#### Listing
╭──

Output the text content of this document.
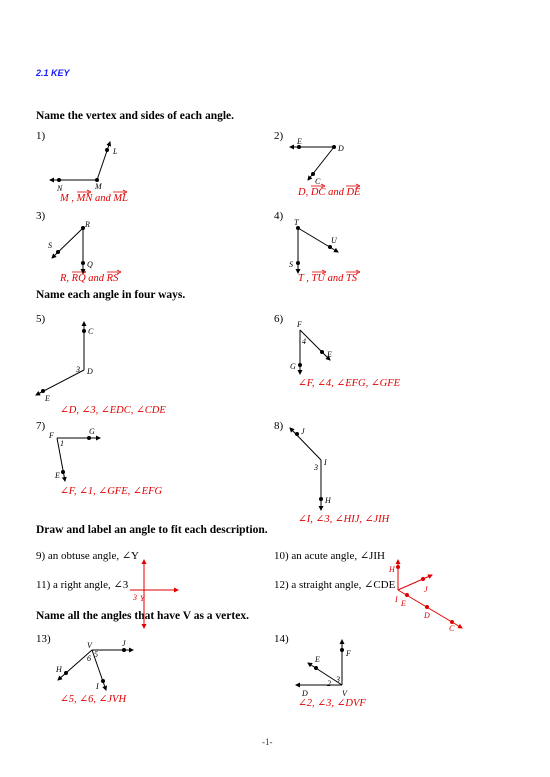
2.1 KEY
Name the vertex and sides of each angle.
Name each angle in four ways.
Draw and label an angle to fit each description.
Name all the angles that have V as a vertex.
1)	2)
3)	4)
5)	6)
7)	8)
M , MN
and ML
D, DC
and DE
R, RQ
and RS	T , TU
and TS
∠D, ∠3, ∠EDC, ∠CDE
∠F, ∠4, ∠EFG, ∠GFE
∠F, ∠1, ∠GFE, ∠EFG
∠I, ∠3, ∠HIJ, ∠JIH
∠5, ∠6, ∠JVH	∠2, ∠3, ∠DVF
9) an obtuse angle, ∠Y	10) an acute angle, ∠JIH
11) a right angle, ∠3	12) a straight angle, ∠CDE
13)	14)
L
N	M
E
D
C
R
S
Q
T
U
S
C
3 D
E
F
4
E
G
F	G
1
E
J
3
I
H
H
J
I
3 Y
E
D
C
V	J
5
6
H
I
E
F
2 3
D	V
-1-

╰──

#### Directions
From the entries above, output every line exactly and omit any image.

#### Response to the exercise
Output the text content of this document.
2.1 KEY
Name the vertex and sides of each angle.
Name each angle in four ways.
Draw and label an angle to fit each description.
Name all the angles that have V as a vertex.
1)	2)
3)	4)
5)	6)
7)	8)
M , MN
and ML
D, DC
and DE
R, RQ
and RS	T , TU
and TS
∠D, ∠3, ∠EDC, ∠CDE
∠F, ∠4, ∠EFG, ∠GFE
∠F, ∠1, ∠GFE, ∠EFG
∠I, ∠3, ∠HIJ, ∠JIH
∠5, ∠6, ∠JVH	∠2, ∠3, ∠DVF
9) an obtuse angle, ∠Y	10) an acute angle, ∠JIH
11) a right angle, ∠3	12) a straight angle, ∠CDE
13)	14)
L
N	M
E
D
C
R
S
Q
T
U
S
C
3 D
E
F
4
E
G
F	G
1
E
J
3
I
H
H
J
I
3 Y
E
D
C
V	J
5
6
H
I
E
F
2 3
D	V
-1-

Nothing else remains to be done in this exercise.